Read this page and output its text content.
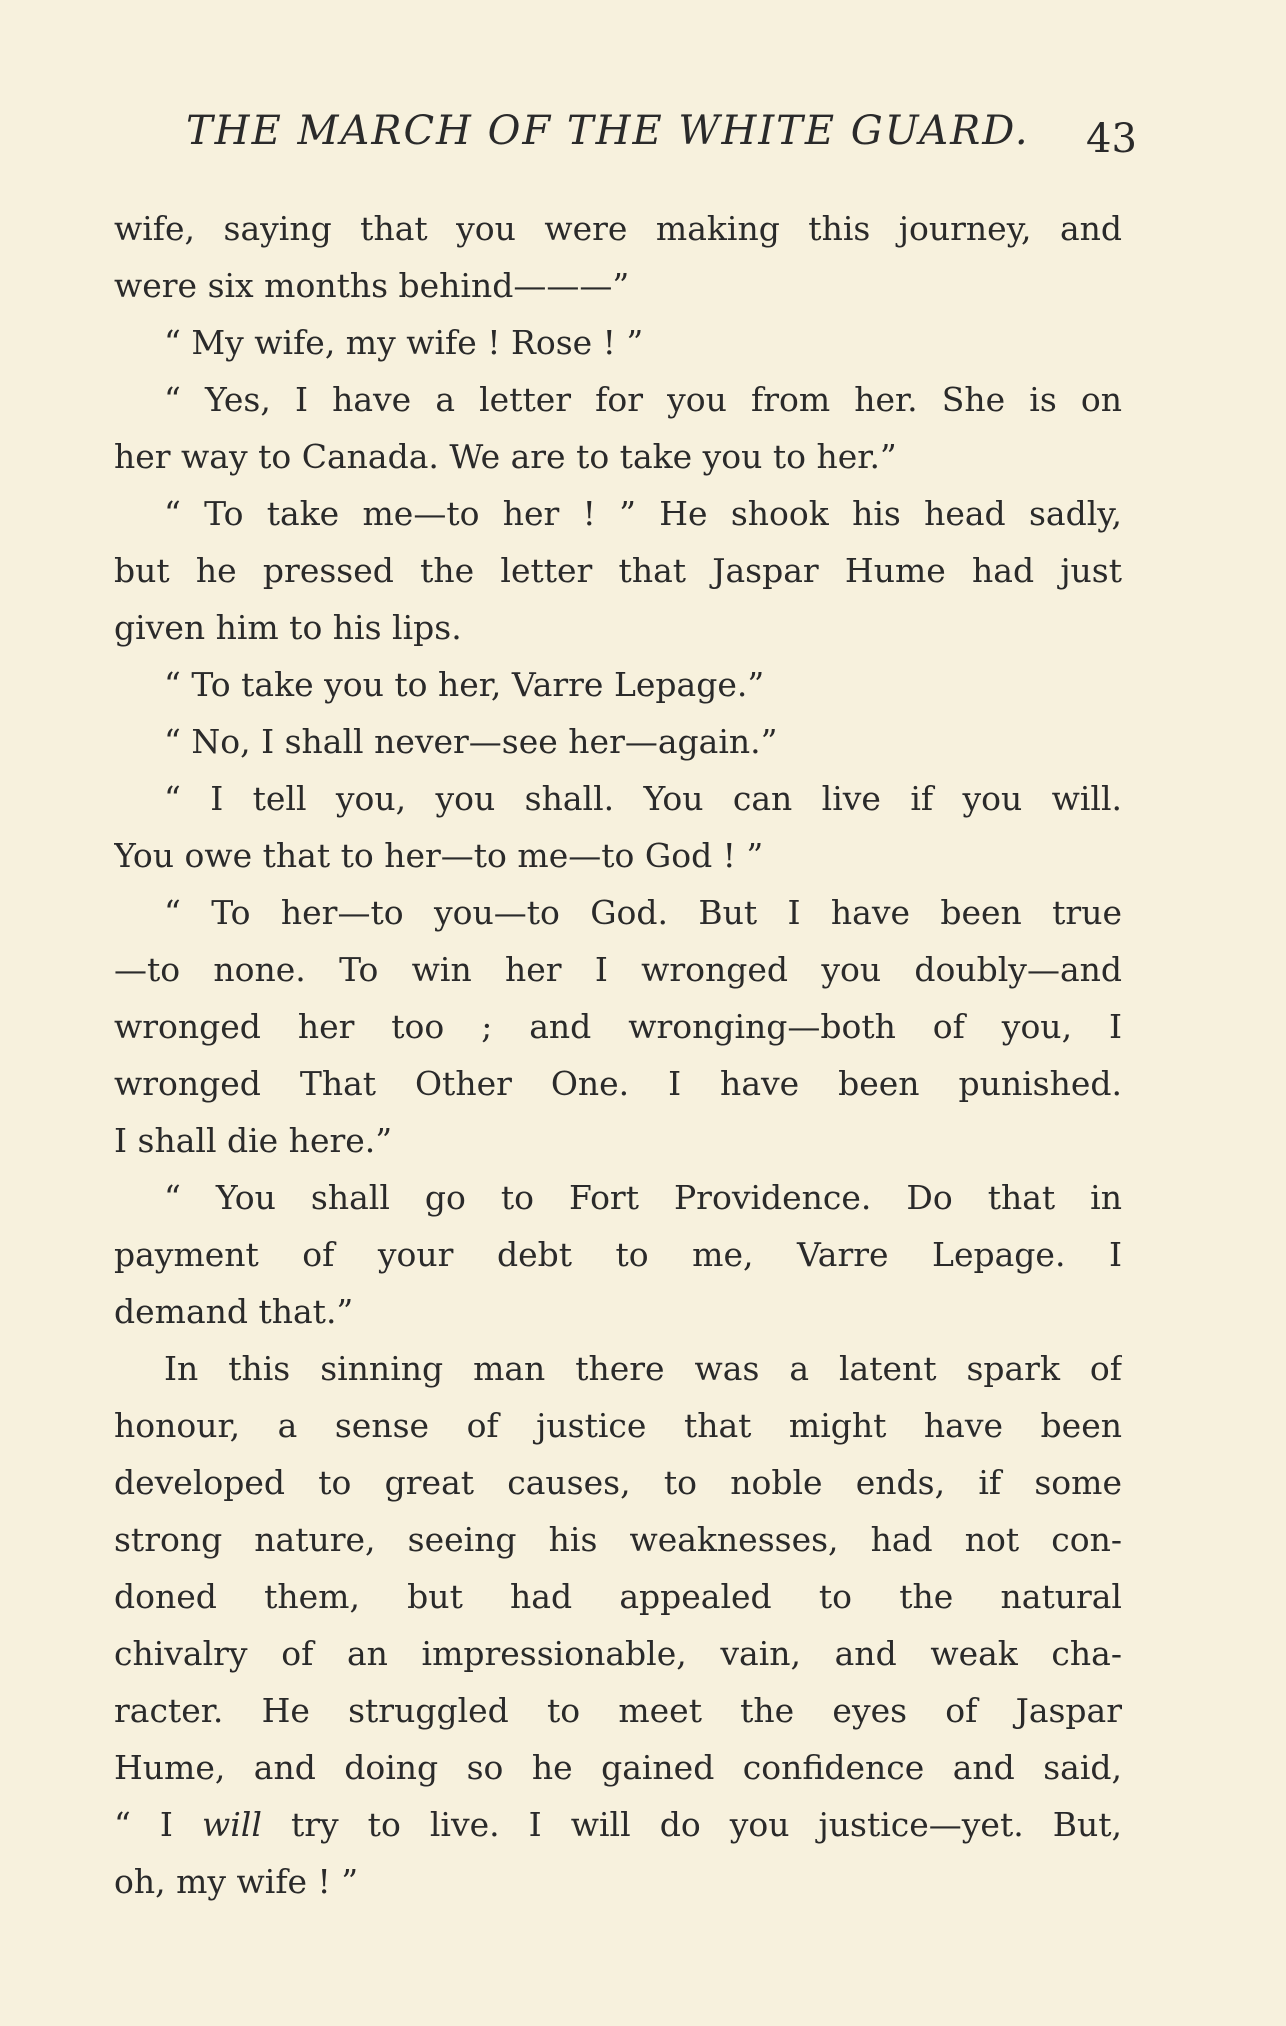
THE MARCH OF THE WHITE GUARD. 43
wife, saying that you were making this journey, and
were six months behind———”
“ My wife, my wife ! Rose ! ”
“ Yes, I have a letter for you from her. She is on
her way to Canada. We are to take you to her.”
“ To take me—to her ! ” He shook his head sadly,
but he pressed the letter that Jaspar Hume had just
given him to his lips.
“ To take you to her, Varre Lepage.”
“ No, I shall never—see her—again.”
“ I tell you, you shall. You can live if you will.
You owe that to her—to me—to God ! ”
“ To her—to you—to God. But I have been true
—to none. To win her I wronged you doubly—and
wronged her too ; and wronging—both of you, I
wronged That Other One. I have been punished.
I shall die here.”
“ You shall go to Fort Providence. Do that in
payment of your debt to me, Varre Lepage. I
demand that.”
In this sinning man there was a latent spark of
honour, a sense of justice that might have been
developed to great causes, to noble ends, if some
strong nature, seeing his weaknesses, had not con-
doned them, but had appealed to the natural
chivalry of an impressionable, vain, and weak cha-
racter. He struggled to meet the eyes of Jaspar
Hume, and doing so he gained confidence and said,
“ I will try to live. I will do you justice—yet. But,
oh, my wife ! ”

**Goal of the exercise**
In the records above, how many lines hold the string "been"? Reply with only the number.

**Right answer**
3